» **INSTRUCTIONS TO FOLLOW**
The records underneath are to be repeated exactly, with the pictures left out.

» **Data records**
⁂
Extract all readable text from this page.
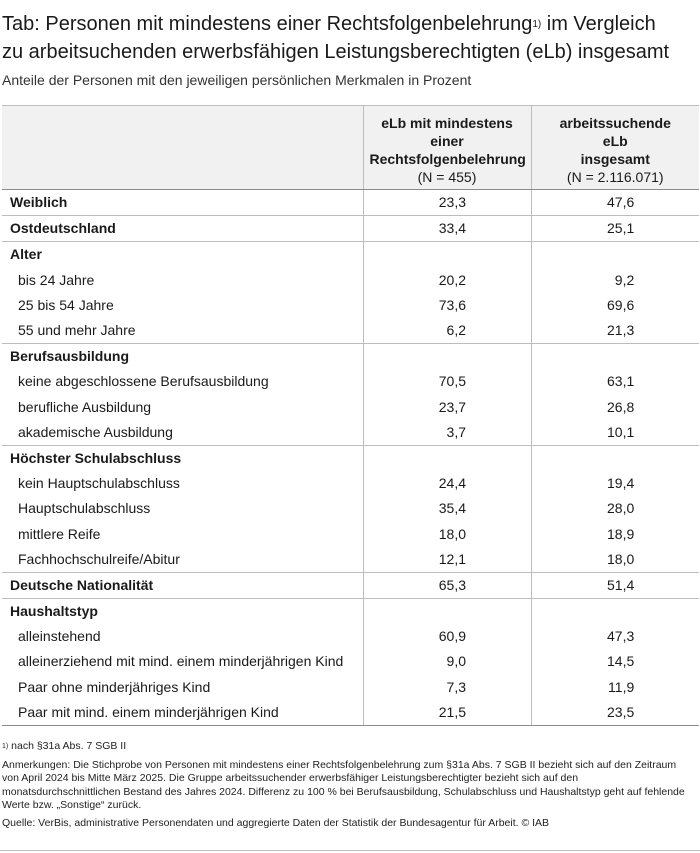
Tab: Personen mit mindestens einer Rechtsfolgenbelehrung$^{1)}$ im Vergleich
zu arbeitsuchenden erwerbsfähigen Leistungsberechtigten (eLb) insgesamt

Anteile der Personen mit den jeweiligen persönlichen Merkmalen in Prozent

	eLb mit mindestens
einer
Rechtsfolgenbelehrung
(N = 455)	arbeitssuchende
eLb
insgesamt
(N = 2.116.071)

Weiblich	23,3	47,6
Ostdeutschland	33,4	25,1
Alter		
bis 24 Jahre	20,2	9,2
25 bis 54 Jahre	73,6	69,6
55 und mehr Jahre	6,2	21,3
Berufsausbildung		
keine abgeschlossene Berufsausbildung	70,5	63,1
berufliche Ausbildung	23,7	26,8
akademische Ausbildung	3,7	10,1
Höchster Schulabschluss		
kein Hauptschulabschluss	24,4	19,4
Hauptschulabschluss	35,4	28,0
mittlere Reife	18,0	18,9
Fachhochschulreife/Abitur	12,1	18,0
Deutsche Nationalität	65,3	51,4
Haushaltstyp		
alleinstehend	60,9	47,3
alleinerziehend mit mind. einem minderjährigen Kind	9,0	14,5
Paar ohne minderjähriges Kind	7,3	11,9
Paar mit mind. einem minderjährigen Kind	21,5	23,5

$^{1)}$ nach §31a Abs. 7 SGB II

Anmerkungen: Die Stichprobe von Personen mit mindestens einer Rechtsfolgenbelehrung zum §31a Abs. 7 SGB II bezieht sich auf den Zeitraum von April 2024 bis Mitte März 2025. Die Gruppe arbeitssuchender erwerbsfähiger Leistungsberechtigter bezieht sich auf den monatsdurchschnittlichen Bestand des Jahres 2024. Differenz zu 100 % bei Berufsausbildung, Schulabschluss und Haushaltstyp geht auf fehlende Werte bzw. „Sonstige“ zurück.

Quelle: VerBis, administrative Personendaten und aggregierte Daten der Statistik der Bundesagentur für Arbeit. © IAB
⁂
» **OUTPUT OF THE TASK**
Extract all readable text from this page.
Tab: Personen mit mindestens einer Rechtsfolgenbelehrung$^{1)}$ im Vergleich
zu arbeitsuchenden erwerbsfähigen Leistungsberechtigten (eLb) insgesamt

Anteile der Personen mit den jeweiligen persönlichen Merkmalen in Prozent

	eLb mit mindestens
einer
Rechtsfolgenbelehrung
(N = 455)	arbeitssuchende
eLb
insgesamt
(N = 2.116.071)

Weiblich	23,3	47,6
Ostdeutschland	33,4	25,1
Alter		
bis 24 Jahre	20,2	9,2
25 bis 54 Jahre	73,6	69,6
55 und mehr Jahre	6,2	21,3
Berufsausbildung		
keine abgeschlossene Berufsausbildung	70,5	63,1
berufliche Ausbildung	23,7	26,8
akademische Ausbildung	3,7	10,1
Höchster Schulabschluss		
kein Hauptschulabschluss	24,4	19,4
Hauptschulabschluss	35,4	28,0
mittlere Reife	18,0	18,9
Fachhochschulreife/Abitur	12,1	18,0
Deutsche Nationalität	65,3	51,4
Haushaltstyp		
alleinstehend	60,9	47,3
alleinerziehend mit mind. einem minderjährigen Kind	9,0	14,5
Paar ohne minderjähriges Kind	7,3	11,9
Paar mit mind. einem minderjährigen Kind	21,5	23,5

$^{1)}$ nach §31a Abs. 7 SGB II

Anmerkungen: Die Stichprobe von Personen mit mindestens einer Rechtsfolgenbelehrung zum §31a Abs. 7 SGB II bezieht sich auf den Zeitraum von April 2024 bis Mitte März 2025. Die Gruppe arbeitssuchender erwerbsfähiger Leistungsberechtigter bezieht sich auf den monatsdurchschnittlichen Bestand des Jahres 2024. Differenz zu 100 % bei Berufsausbildung, Schulabschluss und Haushaltstyp geht auf fehlende Werte bzw. „Sonstige“ zurück.

Quelle: VerBis, administrative Personendaten und aggregierte Daten der Statistik der Bundesagentur für Arbeit. © IAB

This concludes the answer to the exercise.